_INSTRUCTION_
Each line that includes the string "金碧交辉" counts once; give the total and nothing else.

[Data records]
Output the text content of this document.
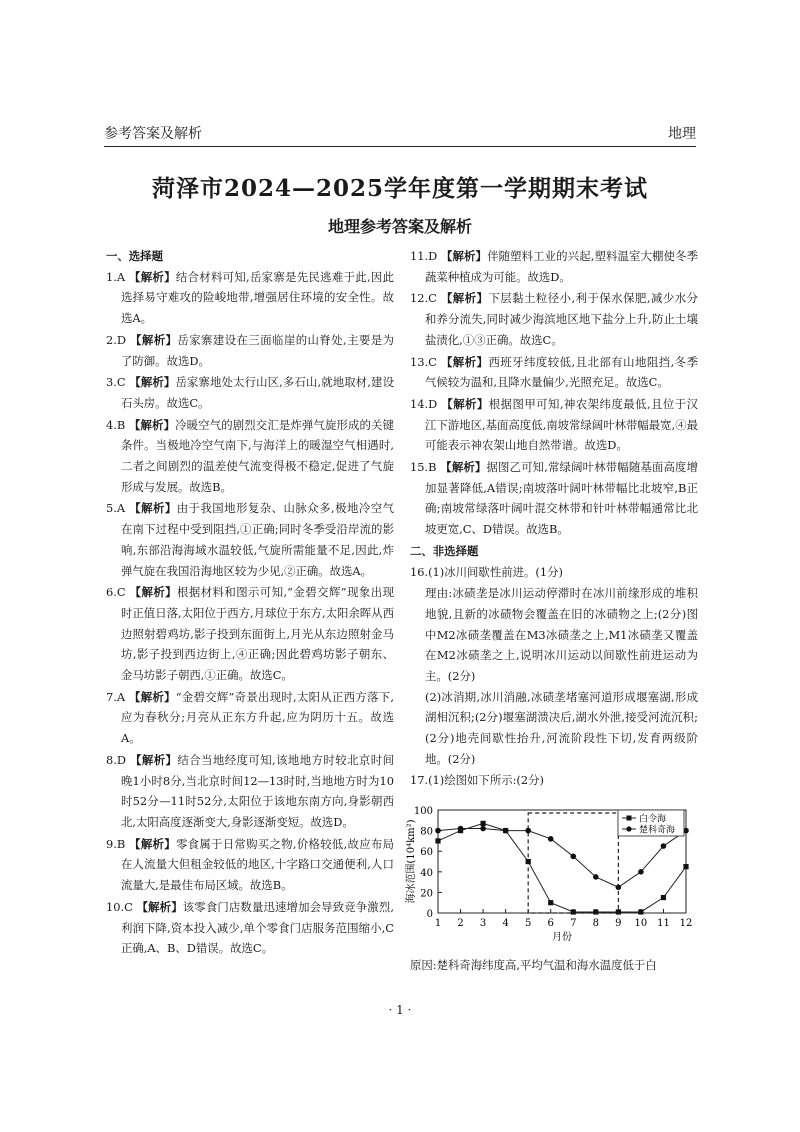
参考答案及解析	地理
菏泽市2024—2025学年度第一学期期末考试
地理参考答案及解析
一、选择题
1.A 【解析】结合材料可知,岳家寨是先民逃难于此,因此选择易守难攻的险峻地带,增强居住环境的安全性。故选A。
2.D 【解析】岳家寨建设在三面临崖的山脊处,主要是为了防御。故选D。
3.C 【解析】岳家寨地处太行山区,多石山,就地取材,建设石头房。故选C。
4.B 【解析】冷暖空气的剧烈交汇是炸弹气旋形成的关键条件。当极地冷空气南下,与海洋上的暖湿空气相遇时,二者之间剧烈的温差使气流变得极不稳定,促进了气旋形成与发展。故选B。
5.A 【解析】由于我国地形复杂、山脉众多,极地冷空气在南下过程中受到阻挡,①正确;同时冬季受沿岸流的影响,东部沿海海域水温较低,气旋所需能量不足,因此,炸弹气旋在我国沿海地区较为少见,②正确。故选A。
6.C 【解析】根据材料和图示可知,“金碧交辉”现象出现时正值日落,太阳位于西方,月球位于东方,太阳余晖从西边照射碧鸡坊,影子投到东面街上,月光从东边照射金马坊,影子投到西边街上,④正确;因此碧鸡坊影子朝东、金马坊影子朝西,①正确。故选C。
7.A 【解析】“金碧交辉”奇景出现时,太阳从正西方落下,应为春秋分;月亮从正东方升起,应为阴历十五。故选A。
8.D 【解析】结合当地经度可知,该地地方时较北京时间晚1小时8分,当北京时间12—13时时,当地地方时为10时52分—11时52分,太阳位于该地东南方向,身影朝西北,太阳高度逐渐变大,身影逐渐变短。故选D。
9.B 【解析】零食属于日常购买之物,价格较低,故应布局在人流量大但租金较低的地区,十字路口交通便利,人口流量大,是最佳布局区域。故选B。
10.C 【解析】该零食门店数量迅速增加会导致竞争激烈,利润下降,资本投入减少,单个零食门店服务范围缩小,C正确,A、B、D错误。故选C。
11.D 【解析】伴随塑料工业的兴起,塑料温室大棚使冬季蔬菜种植成为可能。故选D。
12.C 【解析】下层黏土粒径小,利于保水保肥,减少水分和养分流失,同时减少海滨地区地下盐分上升,防止土壤盐渍化,①③正确。故选C。
13.C 【解析】西班牙纬度较低,且北部有山地阻挡,冬季气候较为温和,且降水量偏少,光照充足。故选C。
14.D 【解析】根据图甲可知,神农架纬度最低,且位于汉江下游地区,基面高度低,南坡常绿阔叶林带幅最宽,④最可能表示神农架山地自然带谱。故选D。
15.B 【解析】据图乙可知,常绿阔叶林带幅随基面高度增加显著降低,A错误;南坡落叶阔叶林带幅比北坡窄,B正确;南坡常绿落叶阔叶混交林带和针叶林带幅通常比北坡更宽,C、D错误。故选B。
二、非选择题
16.(1)冰川间歇性前进。(1分)

理由:冰碛垄是冰川运动停滞时在冰川前缘形成的堆积地貌,且新的冰碛物会覆盖在旧的冰碛物之上;(2分)图中M2冰碛垄覆盖在M3冰碛垄之上,M1冰碛垄又覆盖在M2冰碛垄之上,说明冰川运动以间歇性前进运动为主。(2分)

(2)冰消期,冰川消融,冰碛垄堵塞河道形成堰塞湖,形成湖相沉积;(2分)堰塞湖溃决后,湖水外泄,接受河流沉积;(2分)地壳间歇性抬升,河流阶段性下切,发育两级阶地。(2分)

17.(1)绘图如下所示:(2分)
0
20
40
60
80
100
1 2 3 4 5 6 7 8 9 10 11 12
月份
海冰范围(10⁴km²)	白令海
楚科奇海
原因:楚科奇海纬度高,平均气温和海水温度低于白
· 1 ·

_WORKED SOLUTION_
2